What is needed ▸
Reproduce each line exactly, including spacing and punctuation.

[Start Data]

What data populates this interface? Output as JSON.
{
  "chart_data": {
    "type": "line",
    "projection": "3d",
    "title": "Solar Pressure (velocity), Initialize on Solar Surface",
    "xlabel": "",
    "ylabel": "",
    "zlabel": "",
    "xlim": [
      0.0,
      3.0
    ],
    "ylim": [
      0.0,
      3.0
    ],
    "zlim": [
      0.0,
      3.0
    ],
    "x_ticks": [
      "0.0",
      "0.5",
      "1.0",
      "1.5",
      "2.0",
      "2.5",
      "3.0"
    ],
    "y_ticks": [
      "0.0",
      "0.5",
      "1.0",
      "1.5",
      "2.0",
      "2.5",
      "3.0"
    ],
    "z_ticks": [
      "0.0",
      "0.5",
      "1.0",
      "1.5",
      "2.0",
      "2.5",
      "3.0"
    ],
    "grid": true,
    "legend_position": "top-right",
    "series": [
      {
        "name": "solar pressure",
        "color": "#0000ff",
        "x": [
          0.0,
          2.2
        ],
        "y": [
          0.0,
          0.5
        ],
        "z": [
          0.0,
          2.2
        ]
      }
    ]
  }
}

[End Data]

Answer to the task ▸
What data populates this interface? Output as JSON.
{
  "chart_data": {
    "type": "line",
    "projection": "3d",
    "title": "Solar Pressure (velocity), Initialize on Solar Surface",
    "xlabel": "",
    "ylabel": "",
    "zlabel": "",
    "xlim": [
      0.0,
      3.0
    ],
    "ylim": [
      0.0,
      3.0
    ],
    "zlim": [
      0.0,
      3.0
    ],
    "x_ticks": [
      "0.0",
      "0.5",
      "1.0",
      "1.5",
      "2.0",
      "2.5",
      "3.0"
    ],
    "y_ticks": [
      "0.0",
      "0.5",
      "1.0",
      "1.5",
      "2.0",
      "2.5",
      "3.0"
    ],
    "z_ticks": [
      "0.0",
      "0.5",
      "1.0",
      "1.5",
      "2.0",
      "2.5",
      "3.0"
    ],
    "grid": true,
    "legend_position": "top-right",
    "series": [
      {
        "name": "solar pressure",
        "color": "#0000ff",
        "x": [
          0.0,
          2.2
        ],
        "y": [
          0.0,
          0.5
        ],
        "z": [
          0.0,
          2.2
        ]
      }
    ]
  }
}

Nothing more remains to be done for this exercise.